(Saved entries)

◇ ◇ ◇ ◇

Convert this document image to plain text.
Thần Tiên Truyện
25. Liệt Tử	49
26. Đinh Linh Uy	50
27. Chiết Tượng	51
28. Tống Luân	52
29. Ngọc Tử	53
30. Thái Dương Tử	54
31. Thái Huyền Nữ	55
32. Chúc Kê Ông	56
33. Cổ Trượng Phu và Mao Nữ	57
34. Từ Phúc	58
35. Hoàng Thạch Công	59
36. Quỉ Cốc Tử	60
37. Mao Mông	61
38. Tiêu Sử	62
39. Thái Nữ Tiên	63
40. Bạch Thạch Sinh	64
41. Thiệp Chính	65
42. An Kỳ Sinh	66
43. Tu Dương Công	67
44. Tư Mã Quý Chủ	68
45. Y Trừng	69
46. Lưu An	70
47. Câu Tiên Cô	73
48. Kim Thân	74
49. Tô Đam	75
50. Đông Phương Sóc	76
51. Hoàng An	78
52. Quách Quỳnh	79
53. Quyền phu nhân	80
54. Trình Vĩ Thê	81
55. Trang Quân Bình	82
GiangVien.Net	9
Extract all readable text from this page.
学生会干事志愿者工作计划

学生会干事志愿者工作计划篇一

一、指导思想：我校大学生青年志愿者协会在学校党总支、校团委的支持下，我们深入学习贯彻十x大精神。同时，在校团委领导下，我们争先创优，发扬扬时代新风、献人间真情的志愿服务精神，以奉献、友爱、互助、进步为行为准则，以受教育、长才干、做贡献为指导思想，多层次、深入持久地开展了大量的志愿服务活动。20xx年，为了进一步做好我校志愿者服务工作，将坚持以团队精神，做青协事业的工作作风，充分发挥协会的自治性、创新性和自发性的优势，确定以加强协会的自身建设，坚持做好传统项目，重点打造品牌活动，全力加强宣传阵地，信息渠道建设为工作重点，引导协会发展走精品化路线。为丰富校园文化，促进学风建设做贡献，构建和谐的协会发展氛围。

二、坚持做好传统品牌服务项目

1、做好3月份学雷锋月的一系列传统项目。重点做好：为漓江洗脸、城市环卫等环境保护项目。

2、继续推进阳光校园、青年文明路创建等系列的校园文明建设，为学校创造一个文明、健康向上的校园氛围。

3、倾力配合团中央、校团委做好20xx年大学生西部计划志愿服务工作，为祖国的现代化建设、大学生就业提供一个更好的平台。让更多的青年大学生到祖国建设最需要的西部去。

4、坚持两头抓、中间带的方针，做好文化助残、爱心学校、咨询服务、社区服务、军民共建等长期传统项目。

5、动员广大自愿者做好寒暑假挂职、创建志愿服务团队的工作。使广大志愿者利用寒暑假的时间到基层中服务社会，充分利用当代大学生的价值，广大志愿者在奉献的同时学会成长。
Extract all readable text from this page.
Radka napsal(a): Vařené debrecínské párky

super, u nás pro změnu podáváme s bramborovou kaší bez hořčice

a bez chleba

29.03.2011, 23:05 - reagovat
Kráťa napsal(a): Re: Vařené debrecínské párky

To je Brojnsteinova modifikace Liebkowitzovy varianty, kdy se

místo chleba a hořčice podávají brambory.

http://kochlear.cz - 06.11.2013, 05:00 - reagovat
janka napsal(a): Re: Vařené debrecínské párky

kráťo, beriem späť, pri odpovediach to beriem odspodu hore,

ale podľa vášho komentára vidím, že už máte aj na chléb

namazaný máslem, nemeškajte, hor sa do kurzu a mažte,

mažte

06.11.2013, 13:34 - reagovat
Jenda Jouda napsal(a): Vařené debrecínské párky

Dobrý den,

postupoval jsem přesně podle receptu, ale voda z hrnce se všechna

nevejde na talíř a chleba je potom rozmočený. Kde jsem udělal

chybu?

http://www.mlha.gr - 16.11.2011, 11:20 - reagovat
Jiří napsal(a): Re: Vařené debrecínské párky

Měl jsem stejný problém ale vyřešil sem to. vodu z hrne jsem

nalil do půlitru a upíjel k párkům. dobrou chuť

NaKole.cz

◇ ◇ ◇ ◇

## Stated exercise:
Every record above should be output exactly.

## Reply:
Convert this document image to plain text.
Thần Tiên Truyện
25. Liệt Tử	49
26. Đinh Linh Uy	50
27. Chiết Tượng	51
28. Tống Luân	52
29. Ngọc Tử	53
30. Thái Dương Tử	54
31. Thái Huyền Nữ	55
32. Chúc Kê Ông	56
33. Cổ Trượng Phu và Mao Nữ	57
34. Từ Phúc	58
35. Hoàng Thạch Công	59
36. Quỉ Cốc Tử	60
37. Mao Mông	61
38. Tiêu Sử	62
39. Thái Nữ Tiên	63
40. Bạch Thạch Sinh	64
41. Thiệp Chính	65
42. An Kỳ Sinh	66
43. Tu Dương Công	67
44. Tư Mã Quý Chủ	68
45. Y Trừng	69
46. Lưu An	70
47. Câu Tiên Cô	73
48. Kim Thân	74
49. Tô Đam	75
50. Đông Phương Sóc	76
51. Hoàng An	78
52. Quách Quỳnh	79
53. Quyền phu nhân	80
54. Trình Vĩ Thê	81
55. Trang Quân Bình	82
GiangVien.Net	9
Extract all readable text from this page.
学生会干事志愿者工作计划

学生会干事志愿者工作计划篇一

一、指导思想：我校大学生青年志愿者协会在学校党总支、校团委的支持下，我们深入学习贯彻十x大精神。同时，在校团委领导下，我们争先创优，发扬扬时代新风、献人间真情的志愿服务精神，以奉献、友爱、互助、进步为行为准则，以受教育、长才干、做贡献为指导思想，多层次、深入持久地开展了大量的志愿服务活动。20xx年，为了进一步做好我校志愿者服务工作，将坚持以团队精神，做青协事业的工作作风，充分发挥协会的自治性、创新性和自发性的优势，确定以加强协会的自身建设，坚持做好传统项目，重点打造品牌活动，全力加强宣传阵地，信息渠道建设为工作重点，引导协会发展走精品化路线。为丰富校园文化，促进学风建设做贡献，构建和谐的协会发展氛围。

二、坚持做好传统品牌服务项目

1、做好3月份学雷锋月的一系列传统项目。重点做好：为漓江洗脸、城市环卫等环境保护项目。

2、继续推进阳光校园、青年文明路创建等系列的校园文明建设，为学校创造一个文明、健康向上的校园氛围。

3、倾力配合团中央、校团委做好20xx年大学生西部计划志愿服务工作，为祖国的现代化建设、大学生就业提供一个更好的平台。让更多的青年大学生到祖国建设最需要的西部去。

4、坚持两头抓、中间带的方针，做好文化助残、爱心学校、咨询服务、社区服务、军民共建等长期传统项目。

5、动员广大自愿者做好寒暑假挂职、创建志愿服务团队的工作。使广大志愿者利用寒暑假的时间到基层中服务社会，充分利用当代大学生的价值，广大志愿者在奉献的同时学会成长。
Extract all readable text from this page.
Radka napsal(a): Vařené debrecínské párky

super, u nás pro změnu podáváme s bramborovou kaší bez hořčice

a bez chleba

29.03.2011, 23:05 - reagovat
Kráťa napsal(a): Re: Vařené debrecínské párky

To je Brojnsteinova modifikace Liebkowitzovy varianty, kdy se

místo chleba a hořčice podávají brambory.

http://kochlear.cz - 06.11.2013, 05:00 - reagovat
janka napsal(a): Re: Vařené debrecínské párky

kráťo, beriem späť, pri odpovediach to beriem odspodu hore,

ale podľa vášho komentára vidím, že už máte aj na chléb

namazaný máslem, nemeškajte, hor sa do kurzu a mažte,

mažte

06.11.2013, 13:34 - reagovat
Jenda Jouda napsal(a): Vařené debrecínské párky

Dobrý den,

postupoval jsem přesně podle receptu, ale voda z hrnce se všechna

nevejde na talíř a chleba je potom rozmočený. Kde jsem udělal

chybu?

http://www.mlha.gr - 16.11.2011, 11:20 - reagovat
Jiří napsal(a): Re: Vařené debrecínské párky

Měl jsem stejný problém ale vyřešil sem to. vodu z hrne jsem

nalil do půlitru a upíjel k párkům. dobrou chuť

NaKole.cz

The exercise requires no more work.